> Data records
>>>

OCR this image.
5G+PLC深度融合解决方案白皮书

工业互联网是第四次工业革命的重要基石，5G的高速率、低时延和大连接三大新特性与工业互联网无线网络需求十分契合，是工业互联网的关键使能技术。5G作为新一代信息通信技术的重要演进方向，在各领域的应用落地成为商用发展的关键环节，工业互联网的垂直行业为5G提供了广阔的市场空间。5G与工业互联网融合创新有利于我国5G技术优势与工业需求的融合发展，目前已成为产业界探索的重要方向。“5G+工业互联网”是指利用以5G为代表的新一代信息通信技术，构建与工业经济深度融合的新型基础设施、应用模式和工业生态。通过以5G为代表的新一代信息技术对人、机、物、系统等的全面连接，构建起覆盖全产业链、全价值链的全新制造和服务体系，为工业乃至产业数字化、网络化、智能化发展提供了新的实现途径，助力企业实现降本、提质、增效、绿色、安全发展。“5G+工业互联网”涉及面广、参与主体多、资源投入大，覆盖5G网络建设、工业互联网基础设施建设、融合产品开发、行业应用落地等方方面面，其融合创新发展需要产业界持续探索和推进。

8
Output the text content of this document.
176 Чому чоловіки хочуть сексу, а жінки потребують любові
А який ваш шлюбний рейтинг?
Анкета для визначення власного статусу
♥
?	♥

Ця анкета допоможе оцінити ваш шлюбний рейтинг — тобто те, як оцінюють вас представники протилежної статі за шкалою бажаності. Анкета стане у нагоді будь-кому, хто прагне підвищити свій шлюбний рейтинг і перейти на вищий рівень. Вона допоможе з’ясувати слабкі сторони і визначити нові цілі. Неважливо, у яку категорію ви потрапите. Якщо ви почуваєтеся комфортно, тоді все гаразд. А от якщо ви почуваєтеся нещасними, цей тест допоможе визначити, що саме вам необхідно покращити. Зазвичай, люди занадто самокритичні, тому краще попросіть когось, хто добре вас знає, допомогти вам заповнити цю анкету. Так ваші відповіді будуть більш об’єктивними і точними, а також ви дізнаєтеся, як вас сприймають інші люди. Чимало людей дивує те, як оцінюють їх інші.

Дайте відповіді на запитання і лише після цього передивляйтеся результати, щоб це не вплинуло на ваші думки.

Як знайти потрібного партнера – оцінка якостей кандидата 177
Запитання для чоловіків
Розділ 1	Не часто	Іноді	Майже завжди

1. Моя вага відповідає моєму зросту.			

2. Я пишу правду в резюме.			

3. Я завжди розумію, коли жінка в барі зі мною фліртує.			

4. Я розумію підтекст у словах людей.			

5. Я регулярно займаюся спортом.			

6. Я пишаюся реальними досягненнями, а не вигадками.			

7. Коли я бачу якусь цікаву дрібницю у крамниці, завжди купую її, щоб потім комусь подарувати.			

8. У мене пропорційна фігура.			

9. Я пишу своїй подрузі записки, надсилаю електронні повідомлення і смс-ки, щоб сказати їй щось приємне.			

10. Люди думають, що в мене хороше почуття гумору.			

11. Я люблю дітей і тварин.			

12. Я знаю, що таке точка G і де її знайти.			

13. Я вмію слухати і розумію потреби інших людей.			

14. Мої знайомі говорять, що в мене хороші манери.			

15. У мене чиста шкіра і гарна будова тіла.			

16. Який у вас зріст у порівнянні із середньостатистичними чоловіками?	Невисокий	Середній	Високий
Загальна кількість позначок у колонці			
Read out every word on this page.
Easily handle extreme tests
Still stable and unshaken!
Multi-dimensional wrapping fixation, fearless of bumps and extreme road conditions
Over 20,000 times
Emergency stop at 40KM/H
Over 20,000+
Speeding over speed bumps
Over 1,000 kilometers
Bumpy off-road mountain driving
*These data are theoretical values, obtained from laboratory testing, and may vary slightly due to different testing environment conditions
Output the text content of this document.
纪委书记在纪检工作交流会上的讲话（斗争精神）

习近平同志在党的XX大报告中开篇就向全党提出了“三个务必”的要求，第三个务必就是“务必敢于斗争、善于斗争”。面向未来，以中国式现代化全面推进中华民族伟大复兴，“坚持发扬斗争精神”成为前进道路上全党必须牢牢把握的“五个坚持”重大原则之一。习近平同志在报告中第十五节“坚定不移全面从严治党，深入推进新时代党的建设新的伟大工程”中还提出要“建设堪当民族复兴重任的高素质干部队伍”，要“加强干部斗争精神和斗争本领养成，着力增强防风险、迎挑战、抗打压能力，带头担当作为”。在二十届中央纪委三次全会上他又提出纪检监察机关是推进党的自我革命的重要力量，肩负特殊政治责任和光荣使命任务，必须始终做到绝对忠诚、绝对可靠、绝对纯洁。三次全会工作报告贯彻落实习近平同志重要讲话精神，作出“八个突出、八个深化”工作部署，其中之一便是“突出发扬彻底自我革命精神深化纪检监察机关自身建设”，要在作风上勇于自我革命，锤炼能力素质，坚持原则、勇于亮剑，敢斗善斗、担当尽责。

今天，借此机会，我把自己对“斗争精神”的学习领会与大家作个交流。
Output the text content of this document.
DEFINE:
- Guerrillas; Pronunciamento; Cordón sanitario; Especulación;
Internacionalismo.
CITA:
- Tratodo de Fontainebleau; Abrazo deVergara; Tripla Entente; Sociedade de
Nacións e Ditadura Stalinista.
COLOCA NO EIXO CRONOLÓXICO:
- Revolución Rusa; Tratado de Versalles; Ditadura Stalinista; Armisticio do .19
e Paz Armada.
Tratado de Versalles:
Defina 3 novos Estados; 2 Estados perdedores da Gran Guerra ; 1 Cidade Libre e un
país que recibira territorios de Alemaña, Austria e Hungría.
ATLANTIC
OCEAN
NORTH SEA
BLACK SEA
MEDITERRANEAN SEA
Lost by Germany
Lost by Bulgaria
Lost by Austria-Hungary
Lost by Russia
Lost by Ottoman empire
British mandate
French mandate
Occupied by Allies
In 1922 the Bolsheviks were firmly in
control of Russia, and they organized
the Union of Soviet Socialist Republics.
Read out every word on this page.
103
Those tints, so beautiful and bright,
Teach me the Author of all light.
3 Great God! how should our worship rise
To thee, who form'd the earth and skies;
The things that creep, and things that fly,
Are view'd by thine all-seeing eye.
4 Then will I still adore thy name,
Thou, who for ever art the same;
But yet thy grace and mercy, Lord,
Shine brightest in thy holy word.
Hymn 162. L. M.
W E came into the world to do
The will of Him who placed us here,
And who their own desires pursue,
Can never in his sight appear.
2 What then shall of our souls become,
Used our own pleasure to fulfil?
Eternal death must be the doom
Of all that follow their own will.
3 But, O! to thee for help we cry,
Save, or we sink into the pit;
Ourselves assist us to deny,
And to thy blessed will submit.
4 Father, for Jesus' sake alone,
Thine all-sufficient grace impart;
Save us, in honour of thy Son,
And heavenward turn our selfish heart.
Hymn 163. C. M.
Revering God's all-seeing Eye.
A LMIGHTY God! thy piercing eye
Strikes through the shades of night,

<<<

> What is being asked
Filter lines by "Austria" and return each hit.

> Answer to this problem
país que recibira territorios de Alemaña, Austria e Hungría.
Lost by Austria-Hungary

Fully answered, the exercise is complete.